The data below needs to be returned exactly, line for line.

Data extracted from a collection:
++++++++++++++++++++
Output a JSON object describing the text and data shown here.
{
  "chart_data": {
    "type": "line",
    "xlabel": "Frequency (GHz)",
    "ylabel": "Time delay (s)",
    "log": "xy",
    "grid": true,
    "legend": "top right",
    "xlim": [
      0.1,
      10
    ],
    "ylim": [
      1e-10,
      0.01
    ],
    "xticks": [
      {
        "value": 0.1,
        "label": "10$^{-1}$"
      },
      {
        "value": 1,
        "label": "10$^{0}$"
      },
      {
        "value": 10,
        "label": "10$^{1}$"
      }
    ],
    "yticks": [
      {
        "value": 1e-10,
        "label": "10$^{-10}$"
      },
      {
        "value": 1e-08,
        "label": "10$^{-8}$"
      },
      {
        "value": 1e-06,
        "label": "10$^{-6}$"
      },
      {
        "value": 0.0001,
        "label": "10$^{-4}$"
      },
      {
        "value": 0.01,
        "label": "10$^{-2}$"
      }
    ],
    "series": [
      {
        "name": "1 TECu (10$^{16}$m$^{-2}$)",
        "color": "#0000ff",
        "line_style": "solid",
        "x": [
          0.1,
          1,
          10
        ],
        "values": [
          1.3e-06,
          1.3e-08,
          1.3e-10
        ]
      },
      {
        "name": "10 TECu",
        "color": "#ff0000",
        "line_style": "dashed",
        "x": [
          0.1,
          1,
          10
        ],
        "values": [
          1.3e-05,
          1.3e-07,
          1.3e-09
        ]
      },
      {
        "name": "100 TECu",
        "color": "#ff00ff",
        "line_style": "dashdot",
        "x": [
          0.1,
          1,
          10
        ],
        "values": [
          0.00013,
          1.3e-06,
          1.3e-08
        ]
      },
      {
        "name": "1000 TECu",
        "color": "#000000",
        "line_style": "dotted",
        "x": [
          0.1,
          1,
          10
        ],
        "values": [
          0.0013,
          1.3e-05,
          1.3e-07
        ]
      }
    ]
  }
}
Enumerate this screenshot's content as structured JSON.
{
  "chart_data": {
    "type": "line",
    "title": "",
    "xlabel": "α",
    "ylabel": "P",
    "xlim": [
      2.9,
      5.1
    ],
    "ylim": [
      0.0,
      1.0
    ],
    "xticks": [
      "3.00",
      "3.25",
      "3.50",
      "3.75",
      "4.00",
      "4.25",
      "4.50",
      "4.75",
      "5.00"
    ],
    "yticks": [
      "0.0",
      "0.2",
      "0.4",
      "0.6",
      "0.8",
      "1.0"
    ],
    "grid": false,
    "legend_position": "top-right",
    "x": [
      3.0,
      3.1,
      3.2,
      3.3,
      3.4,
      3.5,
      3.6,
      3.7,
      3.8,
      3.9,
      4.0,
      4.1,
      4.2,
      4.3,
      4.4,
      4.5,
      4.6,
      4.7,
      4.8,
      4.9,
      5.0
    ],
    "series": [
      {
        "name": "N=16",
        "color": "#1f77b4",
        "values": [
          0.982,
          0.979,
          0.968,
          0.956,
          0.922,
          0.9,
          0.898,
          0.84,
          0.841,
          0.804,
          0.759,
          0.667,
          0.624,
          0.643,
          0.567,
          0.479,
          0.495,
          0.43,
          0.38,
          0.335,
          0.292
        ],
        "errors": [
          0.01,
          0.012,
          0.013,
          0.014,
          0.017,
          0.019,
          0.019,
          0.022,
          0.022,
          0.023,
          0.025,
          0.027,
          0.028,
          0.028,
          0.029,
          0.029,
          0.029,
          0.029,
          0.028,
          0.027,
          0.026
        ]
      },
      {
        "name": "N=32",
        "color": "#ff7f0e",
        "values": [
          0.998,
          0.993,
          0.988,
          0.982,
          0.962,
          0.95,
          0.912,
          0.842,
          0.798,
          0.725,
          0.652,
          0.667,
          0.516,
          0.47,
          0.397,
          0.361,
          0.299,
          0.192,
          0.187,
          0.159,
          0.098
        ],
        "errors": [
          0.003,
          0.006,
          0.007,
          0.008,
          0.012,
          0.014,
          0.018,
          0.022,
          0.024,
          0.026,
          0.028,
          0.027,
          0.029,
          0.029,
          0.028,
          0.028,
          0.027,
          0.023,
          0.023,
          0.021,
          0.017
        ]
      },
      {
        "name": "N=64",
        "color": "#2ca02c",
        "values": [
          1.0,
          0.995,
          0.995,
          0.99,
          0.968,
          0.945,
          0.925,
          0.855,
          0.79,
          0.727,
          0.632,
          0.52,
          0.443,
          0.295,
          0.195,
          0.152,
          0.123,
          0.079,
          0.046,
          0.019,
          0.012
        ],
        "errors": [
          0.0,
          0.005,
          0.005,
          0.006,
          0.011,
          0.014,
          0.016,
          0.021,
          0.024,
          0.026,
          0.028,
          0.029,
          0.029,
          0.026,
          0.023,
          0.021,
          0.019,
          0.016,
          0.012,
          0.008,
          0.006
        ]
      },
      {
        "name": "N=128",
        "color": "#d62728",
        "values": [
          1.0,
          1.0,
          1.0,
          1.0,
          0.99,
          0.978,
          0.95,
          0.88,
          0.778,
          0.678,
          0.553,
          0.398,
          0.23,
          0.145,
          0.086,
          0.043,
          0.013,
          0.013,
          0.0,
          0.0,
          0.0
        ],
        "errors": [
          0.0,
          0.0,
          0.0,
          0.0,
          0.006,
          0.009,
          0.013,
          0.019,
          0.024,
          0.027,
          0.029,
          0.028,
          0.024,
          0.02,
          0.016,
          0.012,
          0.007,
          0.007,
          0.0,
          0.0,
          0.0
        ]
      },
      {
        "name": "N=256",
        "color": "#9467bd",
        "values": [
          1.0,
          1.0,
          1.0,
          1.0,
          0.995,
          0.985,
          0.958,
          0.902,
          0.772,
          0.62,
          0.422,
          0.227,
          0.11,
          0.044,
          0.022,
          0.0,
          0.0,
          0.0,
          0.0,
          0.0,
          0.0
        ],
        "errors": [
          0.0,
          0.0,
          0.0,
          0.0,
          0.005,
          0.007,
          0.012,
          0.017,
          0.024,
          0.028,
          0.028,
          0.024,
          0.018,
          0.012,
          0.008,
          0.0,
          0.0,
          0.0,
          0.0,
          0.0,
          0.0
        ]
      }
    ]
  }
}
++++++++++++++++++++
Complete answer:
Output a JSON object describing the text and data shown here.
{
  "chart_data": {
    "type": "line",
    "xlabel": "Frequency (GHz)",
    "ylabel": "Time delay (s)",
    "log": "xy",
    "grid": true,
    "legend": "top right",
    "xlim": [
      0.1,
      10
    ],
    "ylim": [
      1e-10,
      0.01
    ],
    "xticks": [
      {
        "value": 0.1,
        "label": "10$^{-1}$"
      },
      {
        "value": 1,
        "label": "10$^{0}$"
      },
      {
        "value": 10,
        "label": "10$^{1}$"
      }
    ],
    "yticks": [
      {
        "value": 1e-10,
        "label": "10$^{-10}$"
      },
      {
        "value": 1e-08,
        "label": "10$^{-8}$"
      },
      {
        "value": 1e-06,
        "label": "10$^{-6}$"
      },
      {
        "value": 0.0001,
        "label": "10$^{-4}$"
      },
      {
        "value": 0.01,
        "label": "10$^{-2}$"
      }
    ],
    "series": [
      {
        "name": "1 TECu (10$^{16}$m$^{-2}$)",
        "color": "#0000ff",
        "line_style": "solid",
        "x": [
          0.1,
          1,
          10
        ],
        "values": [
          1.3e-06,
          1.3e-08,
          1.3e-10
        ]
      },
      {
        "name": "10 TECu",
        "color": "#ff0000",
        "line_style": "dashed",
        "x": [
          0.1,
          1,
          10
        ],
        "values": [
          1.3e-05,
          1.3e-07,
          1.3e-09
        ]
      },
      {
        "name": "100 TECu",
        "color": "#ff00ff",
        "line_style": "dashdot",
        "x": [
          0.1,
          1,
          10
        ],
        "values": [
          0.00013,
          1.3e-06,
          1.3e-08
        ]
      },
      {
        "name": "1000 TECu",
        "color": "#000000",
        "line_style": "dotted",
        "x": [
          0.1,
          1,
          10
        ],
        "values": [
          0.0013,
          1.3e-05,
          1.3e-07
        ]
      }
    ]
  }
}
Enumerate this screenshot's content as structured JSON.
{
  "chart_data": {
    "type": "line",
    "title": "",
    "xlabel": "α",
    "ylabel": "P",
    "xlim": [
      2.9,
      5.1
    ],
    "ylim": [
      0.0,
      1.0
    ],
    "xticks": [
      "3.00",
      "3.25",
      "3.50",
      "3.75",
      "4.00",
      "4.25",
      "4.50",
      "4.75",
      "5.00"
    ],
    "yticks": [
      "0.0",
      "0.2",
      "0.4",
      "0.6",
      "0.8",
      "1.0"
    ],
    "grid": false,
    "legend_position": "top-right",
    "x": [
      3.0,
      3.1,
      3.2,
      3.3,
      3.4,
      3.5,
      3.6,
      3.7,
      3.8,
      3.9,
      4.0,
      4.1,
      4.2,
      4.3,
      4.4,
      4.5,
      4.6,
      4.7,
      4.8,
      4.9,
      5.0
    ],
    "series": [
      {
        "name": "N=16",
        "color": "#1f77b4",
        "values": [
          0.982,
          0.979,
          0.968,
          0.956,
          0.922,
          0.9,
          0.898,
          0.84,
          0.841,
          0.804,
          0.759,
          0.667,
          0.624,
          0.643,
          0.567,
          0.479,
          0.495,
          0.43,
          0.38,
          0.335,
          0.292
        ],
        "errors": [
          0.01,
          0.012,
          0.013,
          0.014,
          0.017,
          0.019,
          0.019,
          0.022,
          0.022,
          0.023,
          0.025,
          0.027,
          0.028,
          0.028,
          0.029,
          0.029,
          0.029,
          0.029,
          0.028,
          0.027,
          0.026
        ]
      },
      {
        "name": "N=32",
        "color": "#ff7f0e",
        "values": [
          0.998,
          0.993,
          0.988,
          0.982,
          0.962,
          0.95,
          0.912,
          0.842,
          0.798,
          0.725,
          0.652,
          0.667,
          0.516,
          0.47,
          0.397,
          0.361,
          0.299,
          0.192,
          0.187,
          0.159,
          0.098
        ],
        "errors": [
          0.003,
          0.006,
          0.007,
          0.008,
          0.012,
          0.014,
          0.018,
          0.022,
          0.024,
          0.026,
          0.028,
          0.027,
          0.029,
          0.029,
          0.028,
          0.028,
          0.027,
          0.023,
          0.023,
          0.021,
          0.017
        ]
      },
      {
        "name": "N=64",
        "color": "#2ca02c",
        "values": [
          1.0,
          0.995,
          0.995,
          0.99,
          0.968,
          0.945,
          0.925,
          0.855,
          0.79,
          0.727,
          0.632,
          0.52,
          0.443,
          0.295,
          0.195,
          0.152,
          0.123,
          0.079,
          0.046,
          0.019,
          0.012
        ],
        "errors": [
          0.0,
          0.005,
          0.005,
          0.006,
          0.011,
          0.014,
          0.016,
          0.021,
          0.024,
          0.026,
          0.028,
          0.029,
          0.029,
          0.026,
          0.023,
          0.021,
          0.019,
          0.016,
          0.012,
          0.008,
          0.006
        ]
      },
      {
        "name": "N=128",
        "color": "#d62728",
        "values": [
          1.0,
          1.0,
          1.0,
          1.0,
          0.99,
          0.978,
          0.95,
          0.88,
          0.778,
          0.678,
          0.553,
          0.398,
          0.23,
          0.145,
          0.086,
          0.043,
          0.013,
          0.013,
          0.0,
          0.0,
          0.0
        ],
        "errors": [
          0.0,
          0.0,
          0.0,
          0.0,
          0.006,
          0.009,
          0.013,
          0.019,
          0.024,
          0.027,
          0.029,
          0.028,
          0.024,
          0.02,
          0.016,
          0.012,
          0.007,
          0.007,
          0.0,
          0.0,
          0.0
        ]
      },
      {
        "name": "N=256",
        "color": "#9467bd",
        "values": [
          1.0,
          1.0,
          1.0,
          1.0,
          0.995,
          0.985,
          0.958,
          0.902,
          0.772,
          0.62,
          0.422,
          0.227,
          0.11,
          0.044,
          0.022,
          0.0,
          0.0,
          0.0,
          0.0,
          0.0,
          0.0
        ],
        "errors": [
          0.0,
          0.0,
          0.0,
          0.0,
          0.005,
          0.007,
          0.012,
          0.017,
          0.024,
          0.028,
          0.028,
          0.024,
          0.018,
          0.012,
          0.008,
          0.0,
          0.0,
          0.0,
          0.0,
          0.0,
          0.0
        ]
      }
    ]
  }
}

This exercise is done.